* begin Supplied data *
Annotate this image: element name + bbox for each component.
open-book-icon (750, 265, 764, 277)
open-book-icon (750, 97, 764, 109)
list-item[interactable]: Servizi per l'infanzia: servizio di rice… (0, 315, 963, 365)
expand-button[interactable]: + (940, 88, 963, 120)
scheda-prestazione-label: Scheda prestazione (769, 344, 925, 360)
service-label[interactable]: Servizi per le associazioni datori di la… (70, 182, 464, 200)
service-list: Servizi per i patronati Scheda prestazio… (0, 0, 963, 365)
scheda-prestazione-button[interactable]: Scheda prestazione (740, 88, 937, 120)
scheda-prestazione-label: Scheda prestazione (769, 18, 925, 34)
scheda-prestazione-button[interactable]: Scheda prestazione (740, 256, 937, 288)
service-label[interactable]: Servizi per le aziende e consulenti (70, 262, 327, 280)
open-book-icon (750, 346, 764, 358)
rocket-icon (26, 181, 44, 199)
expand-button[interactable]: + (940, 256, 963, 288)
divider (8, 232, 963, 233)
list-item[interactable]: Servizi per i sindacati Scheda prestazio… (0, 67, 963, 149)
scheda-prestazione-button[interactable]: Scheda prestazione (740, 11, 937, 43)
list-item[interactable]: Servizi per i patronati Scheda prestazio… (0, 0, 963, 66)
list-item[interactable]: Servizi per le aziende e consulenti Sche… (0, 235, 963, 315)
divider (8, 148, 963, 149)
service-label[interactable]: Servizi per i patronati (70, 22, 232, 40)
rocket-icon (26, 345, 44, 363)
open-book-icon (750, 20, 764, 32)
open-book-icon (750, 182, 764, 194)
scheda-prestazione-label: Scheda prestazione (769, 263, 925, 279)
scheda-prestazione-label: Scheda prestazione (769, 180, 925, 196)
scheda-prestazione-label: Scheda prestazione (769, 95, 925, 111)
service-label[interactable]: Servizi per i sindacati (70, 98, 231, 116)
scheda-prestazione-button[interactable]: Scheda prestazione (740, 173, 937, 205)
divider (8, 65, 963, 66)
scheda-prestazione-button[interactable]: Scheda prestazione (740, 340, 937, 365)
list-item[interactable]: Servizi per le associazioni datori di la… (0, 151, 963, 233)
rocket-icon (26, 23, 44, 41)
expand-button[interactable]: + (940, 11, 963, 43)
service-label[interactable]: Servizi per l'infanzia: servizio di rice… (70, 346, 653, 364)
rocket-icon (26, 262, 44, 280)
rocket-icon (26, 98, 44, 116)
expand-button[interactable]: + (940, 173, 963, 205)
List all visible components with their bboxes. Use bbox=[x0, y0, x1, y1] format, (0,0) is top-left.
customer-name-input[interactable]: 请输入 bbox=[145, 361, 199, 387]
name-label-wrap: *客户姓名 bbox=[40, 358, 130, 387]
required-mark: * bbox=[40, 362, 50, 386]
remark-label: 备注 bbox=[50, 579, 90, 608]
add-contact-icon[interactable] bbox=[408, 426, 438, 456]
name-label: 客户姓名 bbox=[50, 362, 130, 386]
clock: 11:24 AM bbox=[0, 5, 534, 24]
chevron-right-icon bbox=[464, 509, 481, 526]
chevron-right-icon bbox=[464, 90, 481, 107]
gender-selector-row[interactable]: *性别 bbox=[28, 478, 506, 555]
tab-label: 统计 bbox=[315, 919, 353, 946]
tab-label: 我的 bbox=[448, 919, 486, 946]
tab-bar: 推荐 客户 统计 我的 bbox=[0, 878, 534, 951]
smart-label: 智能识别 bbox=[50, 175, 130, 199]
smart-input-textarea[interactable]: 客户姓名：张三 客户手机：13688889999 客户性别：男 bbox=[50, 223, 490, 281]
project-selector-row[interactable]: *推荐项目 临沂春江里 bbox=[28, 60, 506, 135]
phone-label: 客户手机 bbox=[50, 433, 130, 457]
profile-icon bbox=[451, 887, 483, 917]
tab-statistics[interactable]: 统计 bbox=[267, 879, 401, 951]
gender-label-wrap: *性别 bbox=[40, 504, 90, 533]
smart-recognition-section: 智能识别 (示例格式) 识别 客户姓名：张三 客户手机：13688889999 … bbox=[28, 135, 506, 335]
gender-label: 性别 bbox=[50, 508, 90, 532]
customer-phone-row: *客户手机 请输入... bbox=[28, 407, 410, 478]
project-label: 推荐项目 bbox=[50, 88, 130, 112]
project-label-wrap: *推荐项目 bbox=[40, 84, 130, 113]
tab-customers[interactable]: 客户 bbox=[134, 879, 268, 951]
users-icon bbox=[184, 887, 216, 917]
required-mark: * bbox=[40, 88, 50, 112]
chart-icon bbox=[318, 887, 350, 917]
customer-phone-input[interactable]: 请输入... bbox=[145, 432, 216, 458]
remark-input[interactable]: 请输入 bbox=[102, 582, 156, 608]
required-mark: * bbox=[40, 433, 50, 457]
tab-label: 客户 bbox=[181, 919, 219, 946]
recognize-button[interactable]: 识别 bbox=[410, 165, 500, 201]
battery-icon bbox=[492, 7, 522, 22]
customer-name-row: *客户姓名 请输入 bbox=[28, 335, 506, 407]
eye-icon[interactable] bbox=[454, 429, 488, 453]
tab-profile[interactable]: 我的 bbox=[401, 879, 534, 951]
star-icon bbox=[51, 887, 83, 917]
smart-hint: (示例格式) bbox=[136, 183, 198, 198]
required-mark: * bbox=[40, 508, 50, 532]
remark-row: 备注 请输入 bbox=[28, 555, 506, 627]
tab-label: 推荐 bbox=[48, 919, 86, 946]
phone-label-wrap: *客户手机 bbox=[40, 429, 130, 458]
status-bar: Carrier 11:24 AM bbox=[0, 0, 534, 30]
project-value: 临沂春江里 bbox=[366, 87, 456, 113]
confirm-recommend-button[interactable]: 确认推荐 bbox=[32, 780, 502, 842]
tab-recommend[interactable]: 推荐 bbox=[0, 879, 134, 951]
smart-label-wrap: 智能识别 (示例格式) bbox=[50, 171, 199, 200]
* end Supplied data *
Rewrite the material above, replacing "rocket-icon" with "launch-icon" wherever it occurs and leaving everything else untouched.

Annotate this image: element name + bbox for each component.
open-book-icon (750, 265, 764, 277)
open-book-icon (750, 97, 764, 109)
list-item[interactable]: Servizi per l'infanzia: servizio di rice… (0, 315, 963, 365)
expand-button[interactable]: + (940, 88, 963, 120)
scheda-prestazione-label: Scheda prestazione (769, 344, 925, 360)
service-label[interactable]: Servizi per le associazioni datori di la… (70, 182, 464, 200)
service-list: Servizi per i patronati Scheda prestazio… (0, 0, 963, 365)
scheda-prestazione-button[interactable]: Scheda prestazione (740, 88, 937, 120)
scheda-prestazione-label: Scheda prestazione (769, 18, 925, 34)
scheda-prestazione-button[interactable]: Scheda prestazione (740, 256, 937, 288)
service-label[interactable]: Servizi per le aziende e consulenti (70, 262, 327, 280)
open-book-icon (750, 346, 764, 358)
launch-icon (26, 181, 44, 199)
expand-button[interactable]: + (940, 256, 963, 288)
divider (8, 232, 963, 233)
list-item[interactable]: Servizi per i sindacati Scheda prestazio… (0, 67, 963, 149)
scheda-prestazione-button[interactable]: Scheda prestazione (740, 11, 937, 43)
list-item[interactable]: Servizi per i patronati Scheda prestazio… (0, 0, 963, 66)
list-item[interactable]: Servizi per le aziende e consulenti Sche… (0, 235, 963, 315)
divider (8, 148, 963, 149)
service-label[interactable]: Servizi per i patronati (70, 22, 232, 40)
launch-icon (26, 345, 44, 363)
open-book-icon (750, 20, 764, 32)
open-book-icon (750, 182, 764, 194)
scheda-prestazione-label: Scheda prestazione (769, 263, 925, 279)
scheda-prestazione-label: Scheda prestazione (769, 180, 925, 196)
scheda-prestazione-label: Scheda prestazione (769, 95, 925, 111)
service-label[interactable]: Servizi per i sindacati (70, 98, 231, 116)
scheda-prestazione-button[interactable]: Scheda prestazione (740, 173, 937, 205)
divider (8, 65, 963, 66)
scheda-prestazione-button[interactable]: Scheda prestazione (740, 340, 937, 365)
list-item[interactable]: Servizi per le associazioni datori di la… (0, 151, 963, 233)
launch-icon (26, 23, 44, 41)
expand-button[interactable]: + (940, 11, 963, 43)
service-label[interactable]: Servizi per l'infanzia: servizio di rice… (70, 346, 653, 364)
launch-icon (26, 262, 44, 280)
launch-icon (26, 98, 44, 116)
expand-button[interactable]: + (940, 173, 963, 205)
List all visible components with their bboxes. Use bbox=[x0, y0, x1, y1] format, (0,0) is top-left.
customer-name-input[interactable]: 请输入 bbox=[145, 361, 199, 387]
name-label-wrap: *客户姓名 bbox=[40, 358, 130, 387]
required-mark: * bbox=[40, 362, 50, 386]
remark-label: 备注 bbox=[50, 579, 90, 608]
add-contact-icon[interactable] bbox=[408, 426, 438, 456]
name-label: 客户姓名 bbox=[50, 362, 130, 386]
clock: 11:24 AM bbox=[0, 5, 534, 24]
chevron-right-icon bbox=[464, 509, 481, 526]
chevron-right-icon bbox=[464, 90, 481, 107]
gender-selector-row[interactable]: *性别 bbox=[28, 478, 506, 555]
tab-label: 统计 bbox=[315, 919, 353, 946]
tab-label: 我的 bbox=[448, 919, 486, 946]
tab-bar: 推荐 客户 统计 我的 bbox=[0, 878, 534, 951]
smart-label: 智能识别 bbox=[50, 175, 130, 199]
smart-input-textarea[interactable]: 客户姓名：张三 客户手机：13688889999 客户性别：男 bbox=[50, 223, 490, 281]
project-selector-row[interactable]: *推荐项目 临沂春江里 bbox=[28, 60, 506, 135]
phone-label: 客户手机 bbox=[50, 433, 130, 457]
profile-icon bbox=[451, 887, 483, 917]
tab-statistics[interactable]: 统计 bbox=[267, 879, 401, 951]
gender-label-wrap: *性别 bbox=[40, 504, 90, 533]
smart-recognition-section: 智能识别 (示例格式) 识别 客户姓名：张三 客户手机：13688889999 … bbox=[28, 135, 506, 335]
gender-label: 性别 bbox=[50, 508, 90, 532]
customer-phone-row: *客户手机 请输入... bbox=[28, 407, 410, 478]
project-label: 推荐项目 bbox=[50, 88, 130, 112]
project-label-wrap: *推荐项目 bbox=[40, 84, 130, 113]
tab-customers[interactable]: 客户 bbox=[134, 879, 268, 951]
users-icon bbox=[184, 887, 216, 917]
required-mark: * bbox=[40, 88, 50, 112]
chart-icon bbox=[318, 887, 350, 917]
customer-phone-input[interactable]: 请输入... bbox=[145, 432, 216, 458]
remark-input[interactable]: 请输入 bbox=[102, 582, 156, 608]
required-mark: * bbox=[40, 433, 50, 457]
tab-label: 客户 bbox=[181, 919, 219, 946]
recognize-button[interactable]: 识别 bbox=[410, 165, 500, 201]
battery-icon bbox=[492, 7, 522, 22]
customer-name-row: *客户姓名 请输入 bbox=[28, 335, 506, 407]
eye-icon[interactable] bbox=[454, 429, 488, 453]
tab-profile[interactable]: 我的 bbox=[401, 879, 534, 951]
star-icon bbox=[51, 887, 83, 917]
smart-hint: (示例格式) bbox=[136, 183, 198, 198]
required-mark: * bbox=[40, 508, 50, 532]
remark-row: 备注 请输入 bbox=[28, 555, 506, 627]
tab-label: 推荐 bbox=[48, 919, 86, 946]
phone-label-wrap: *客户手机 bbox=[40, 429, 130, 458]
status-bar: Carrier 11:24 AM bbox=[0, 0, 534, 30]
project-value: 临沂春江里 bbox=[366, 87, 456, 113]
confirm-recommend-button[interactable]: 确认推荐 bbox=[32, 780, 502, 842]
tab-recommend[interactable]: 推荐 bbox=[0, 879, 134, 951]
smart-label-wrap: 智能识别 (示例格式) bbox=[50, 171, 199, 200]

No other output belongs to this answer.